#### PROBLEM TO WORK ON:
Leave out the pictures and reproduce all of the data exactly.

################

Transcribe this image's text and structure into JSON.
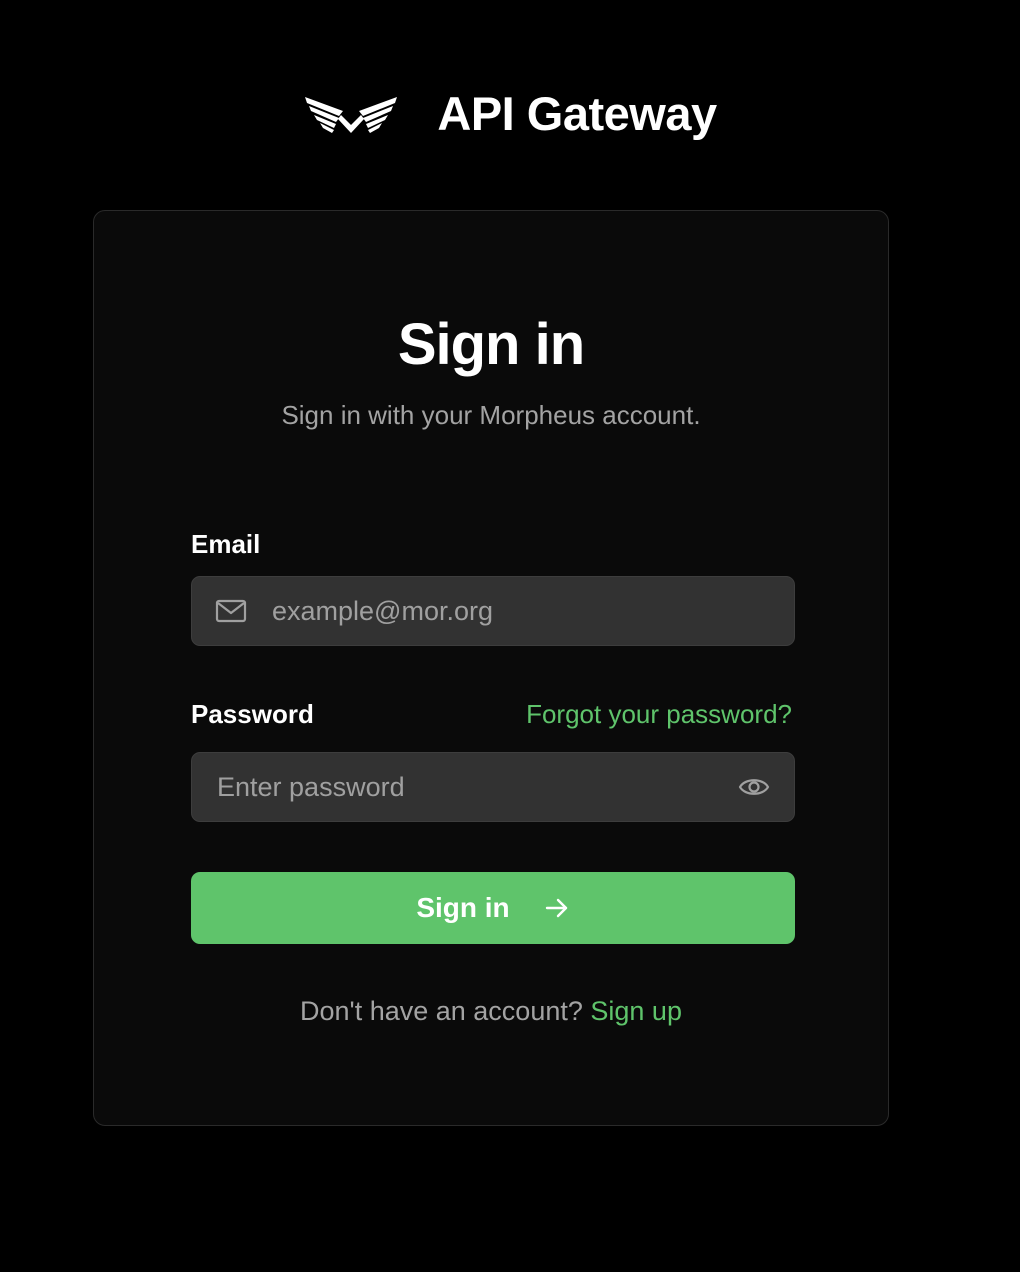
{
  "header": {
    "logo_icon": "morpheus-wings-logo-icon",
    "title": "API Gateway"
  },
  "card": {
    "title": "Sign in",
    "subtitle": "Sign in with your Morpheus account."
  },
  "email": {
    "label": "Email",
    "icon": "mail-icon",
    "value": "",
    "placeholder": "example@mor.org"
  },
  "password": {
    "label": "Password",
    "forgot_link": "Forgot your password?",
    "value": "",
    "placeholder": "Enter password",
    "toggle_icon": "eye-icon"
  },
  "submit": {
    "label": "Sign in",
    "icon": "arrow-right-icon"
  },
  "signup": {
    "prompt": "Don't have an account?",
    "link": "Sign up"
  },
  "colors": {
    "background": "#000000",
    "card": "#0a0a0a",
    "input": "#323232",
    "accent": "#5fc46b",
    "muted_text": "#a3a3a3"
  }
}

################

#### REPLY:
Transcribe this image's text and structure into JSON.
{
  "header": {
    "logo_icon": "morpheus-wings-logo-icon",
    "title": "API Gateway"
  },
  "card": {
    "title": "Sign in",
    "subtitle": "Sign in with your Morpheus account."
  },
  "email": {
    "label": "Email",
    "icon": "mail-icon",
    "value": "",
    "placeholder": "example@mor.org"
  },
  "password": {
    "label": "Password",
    "forgot_link": "Forgot your password?",
    "value": "",
    "placeholder": "Enter password",
    "toggle_icon": "eye-icon"
  },
  "submit": {
    "label": "Sign in",
    "icon": "arrow-right-icon"
  },
  "signup": {
    "prompt": "Don't have an account?",
    "link": "Sign up"
  },
  "colors": {
    "background": "#000000",
    "card": "#0a0a0a",
    "input": "#323232",
    "accent": "#5fc46b",
    "muted_text": "#a3a3a3"
  }
}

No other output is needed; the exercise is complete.